Messy Melt

Unlike some melt ponds, this melt pond does not look very smooth! NAC M182116507LR, image width 910 m [NASA/GSFC/Arizona State University].

Impact melt forms during crater formation when part of the impact-generated shock wave energy released during the impact event is released as heat. As the shock wave passes through the target, the amount of melting is related to the shock pressures reached during impact (for more information, see Chapter 6 in Traces of Catastrophe, by Bevan French). Often, impact melt appears visually smooth in LROC images, particularly at the WAC scale and in large craters like Tycho. However, NAC images like today's Featured Image show that impact melt does not always have a flat "ponded" surface. In this case, the melt ponds inside an ~5 km diameter crater (17.121°S, 215.646°E) are far from smooth. Why might this be the case?

LROC WAC monochrome mosaic of an unnamed crater on the farside. Asterisk notes location of opening image [NASA/GSFC/Arizona State University].

LISTED ENTRIES »
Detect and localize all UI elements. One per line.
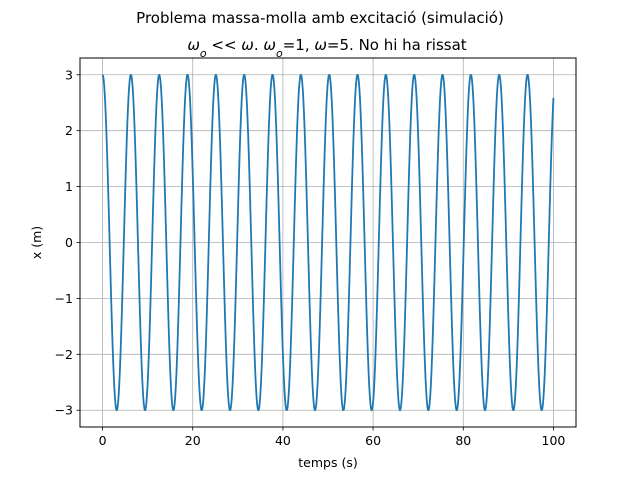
x-tick-label: 20 bbox=[185, 433, 201, 448]
y-axis-label: x (m) bbox=[29, 226, 44, 259]
x-axis-label: temps (s) bbox=[298, 455, 357, 470]
chart-title-part: o bbox=[200, 47, 207, 60]
chart-suptitle: Problema massa-molla amb excitació (simu… bbox=[136, 9, 504, 27]
x-tick-label: 40 bbox=[275, 433, 291, 448]
chart-title-part: o bbox=[276, 47, 283, 60]
chart-title-part: . bbox=[254, 36, 264, 54]
axis-ticks: 0 20 40 60 80 100 −3 −2 −1 0 1 2 3 bbox=[55, 67, 566, 448]
chart-title-part: ω bbox=[241, 36, 254, 54]
chart-title: ωo << ω. ωo=1, ω=5. No hi ha rissat bbox=[187, 36, 466, 60]
y-tick-label: −1 bbox=[55, 291, 73, 306]
y-tick-label: 2 bbox=[65, 123, 73, 138]
plot-area bbox=[101, 73, 555, 412]
series-line bbox=[101, 73, 555, 412]
y-tick-label: −3 bbox=[55, 403, 73, 418]
y-tick-label: 1 bbox=[65, 179, 73, 194]
y-tick-label: −2 bbox=[55, 347, 73, 362]
chart-title-part: ω bbox=[263, 36, 276, 54]
chart-title-part: ω bbox=[187, 36, 200, 54]
chart-title-part: =5. No hi ha rissat bbox=[327, 36, 467, 54]
y-tick-label: 0 bbox=[65, 235, 73, 250]
x-tick-label: 80 bbox=[455, 433, 471, 448]
y-tick-label: 3 bbox=[65, 67, 73, 82]
x-tick-label: 100 bbox=[542, 433, 566, 448]
chart-title-part: ω bbox=[314, 36, 327, 54]
x-tick-label: 0 bbox=[99, 433, 107, 448]
chart-title-part: =1, bbox=[283, 36, 315, 54]
x-tick-label: 60 bbox=[365, 433, 381, 448]
chart-title-part: << bbox=[207, 36, 242, 54]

EXERCISE REQUIREMENTS »
(a) Answer these from the impact melt passage:
(i) What image width is given for NAC M182116507LR?
(ii) About what diameter is the crater whose melt ponds are described as far from smooth?
(iii) Which large crater is named as one where impact melt often appears smooth?
(b) Write out the impact melt passage between "Impact melt forms" and "be the case?", inclusive.
The records come from a different source than the passage.

ANSWERS TO THE EXERCISES »
(a)
(i) 910 m
(ii) About 5 km
(iii) Tycho

(b)
Impact melt forms during crater formation when part of the impact-generated shock wave energy released during the impact event is released as heat. As the shock wave passes through the target, the amount of melting is related to the shock pressures reached during impact (for more information, see Chapter 6 in Traces of Catastrophe, by Bevan French). Often, impact melt appears visually smooth in LROC images, particularly at the WAC scale and in large craters like Tycho. However, NAC images like today's Featured Image show that impact melt does not always have a flat "ponded" surface. In this case, the melt ponds inside an ~5 km diameter crater (17.121°S, 215.646°E) are far from smooth. Why might this be the case?